[Dataset excerpts]
##########
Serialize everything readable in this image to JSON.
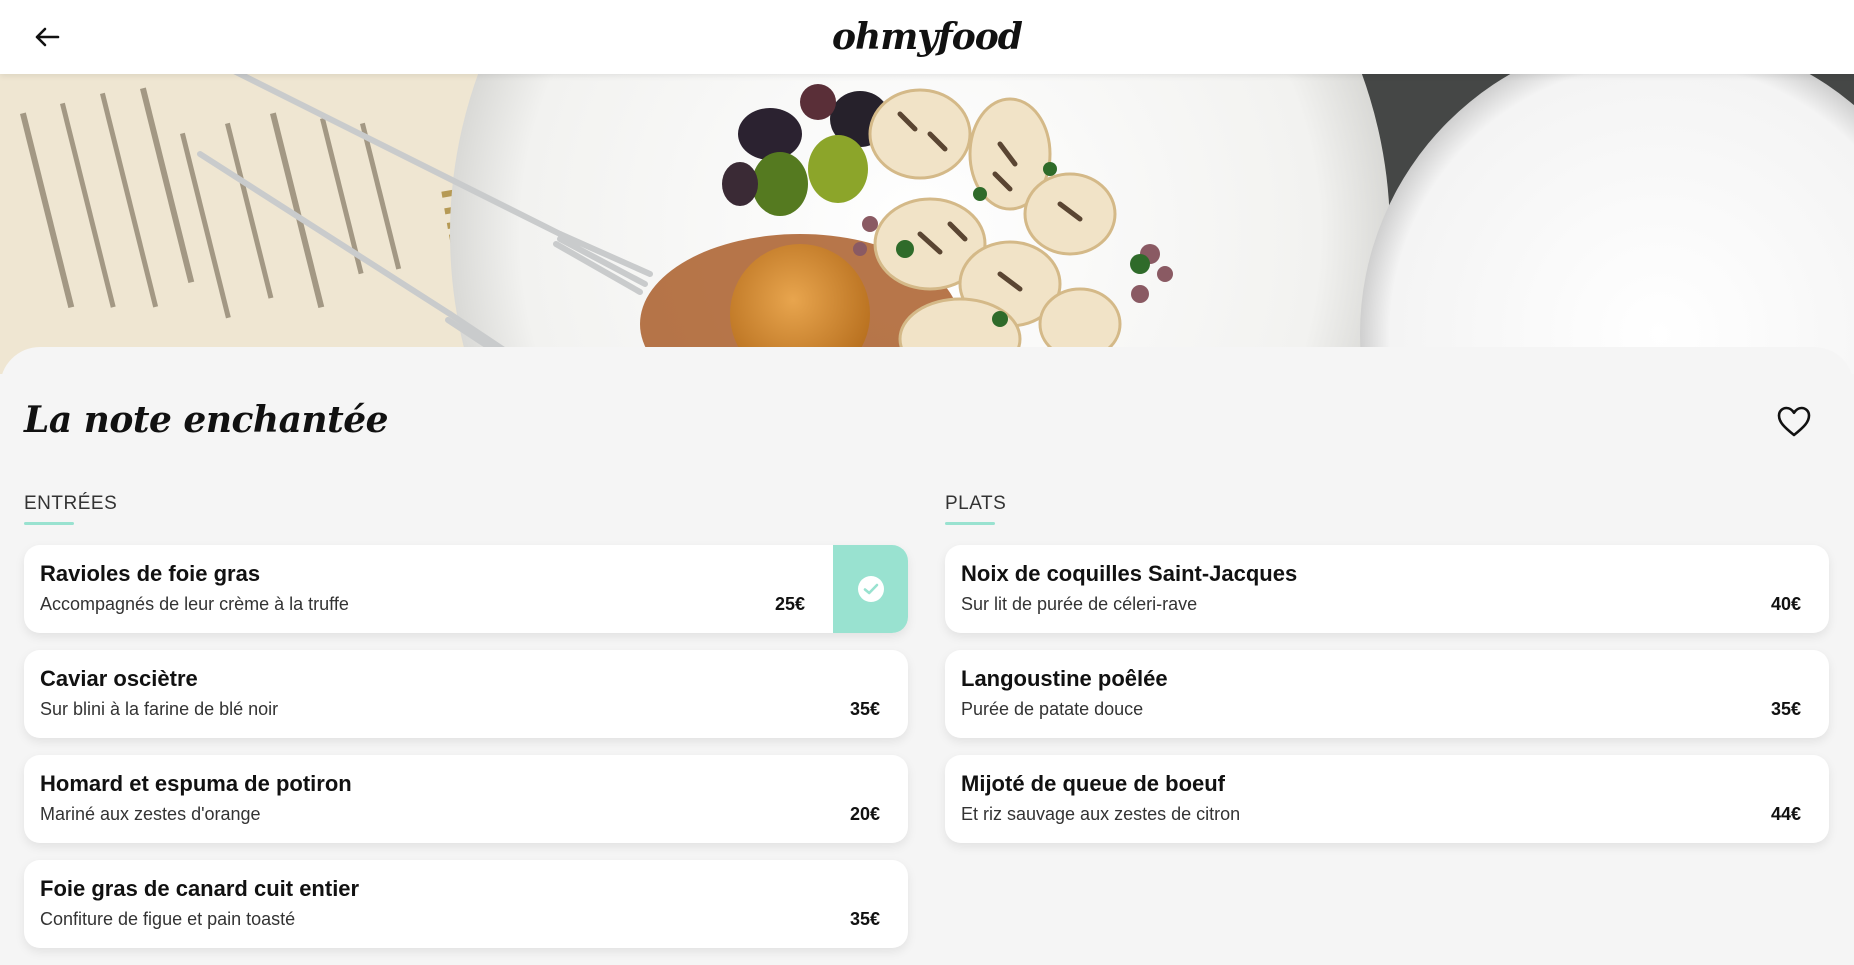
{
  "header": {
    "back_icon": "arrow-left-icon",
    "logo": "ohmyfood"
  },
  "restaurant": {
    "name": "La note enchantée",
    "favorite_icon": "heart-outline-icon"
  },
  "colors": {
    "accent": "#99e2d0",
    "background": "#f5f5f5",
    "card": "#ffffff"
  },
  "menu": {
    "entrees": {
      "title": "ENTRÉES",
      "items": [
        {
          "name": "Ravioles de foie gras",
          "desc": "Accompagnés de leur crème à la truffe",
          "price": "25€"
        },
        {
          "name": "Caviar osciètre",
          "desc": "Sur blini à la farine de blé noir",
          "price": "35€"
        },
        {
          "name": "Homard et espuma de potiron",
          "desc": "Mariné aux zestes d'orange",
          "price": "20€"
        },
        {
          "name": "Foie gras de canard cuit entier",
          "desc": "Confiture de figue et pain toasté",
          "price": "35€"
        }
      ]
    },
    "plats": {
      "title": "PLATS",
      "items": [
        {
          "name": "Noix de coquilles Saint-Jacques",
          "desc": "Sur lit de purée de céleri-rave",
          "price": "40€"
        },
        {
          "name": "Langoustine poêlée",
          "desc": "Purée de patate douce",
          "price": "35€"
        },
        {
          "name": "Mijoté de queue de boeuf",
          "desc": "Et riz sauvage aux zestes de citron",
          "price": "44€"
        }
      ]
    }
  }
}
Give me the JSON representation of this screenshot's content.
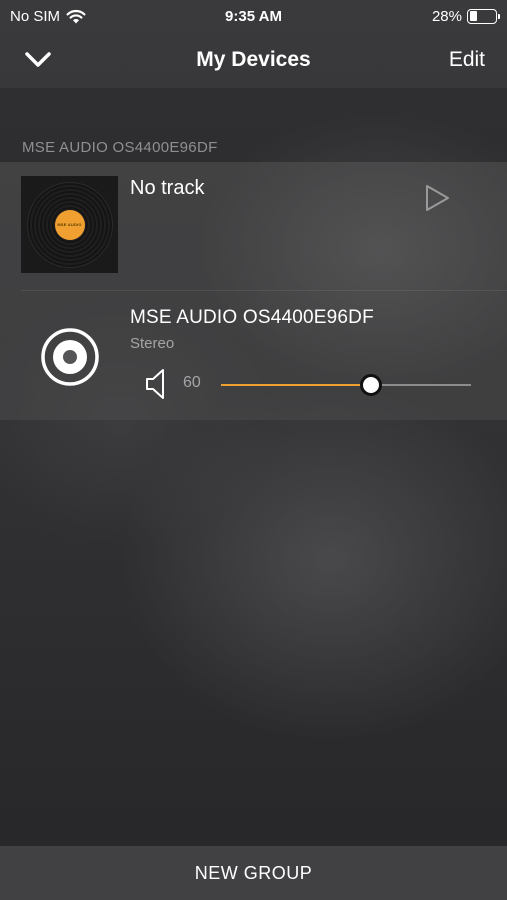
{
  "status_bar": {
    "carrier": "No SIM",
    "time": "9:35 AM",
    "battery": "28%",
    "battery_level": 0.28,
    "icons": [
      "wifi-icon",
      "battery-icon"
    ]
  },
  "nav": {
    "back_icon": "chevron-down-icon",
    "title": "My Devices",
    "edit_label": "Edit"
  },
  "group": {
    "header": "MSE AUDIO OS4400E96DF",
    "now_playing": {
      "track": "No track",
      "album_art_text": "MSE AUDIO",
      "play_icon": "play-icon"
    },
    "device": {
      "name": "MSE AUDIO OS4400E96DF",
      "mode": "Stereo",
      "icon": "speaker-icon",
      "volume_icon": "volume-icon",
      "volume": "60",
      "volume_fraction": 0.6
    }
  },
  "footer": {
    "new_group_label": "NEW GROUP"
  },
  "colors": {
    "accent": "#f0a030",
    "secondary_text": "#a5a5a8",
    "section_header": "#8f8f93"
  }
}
##########
**What is expected:** Identify and copy the lines holding the word "this".

**Task output:**
Serialize everything readable in this image to JSON.
Give me the JSON representation of this screenshot's content.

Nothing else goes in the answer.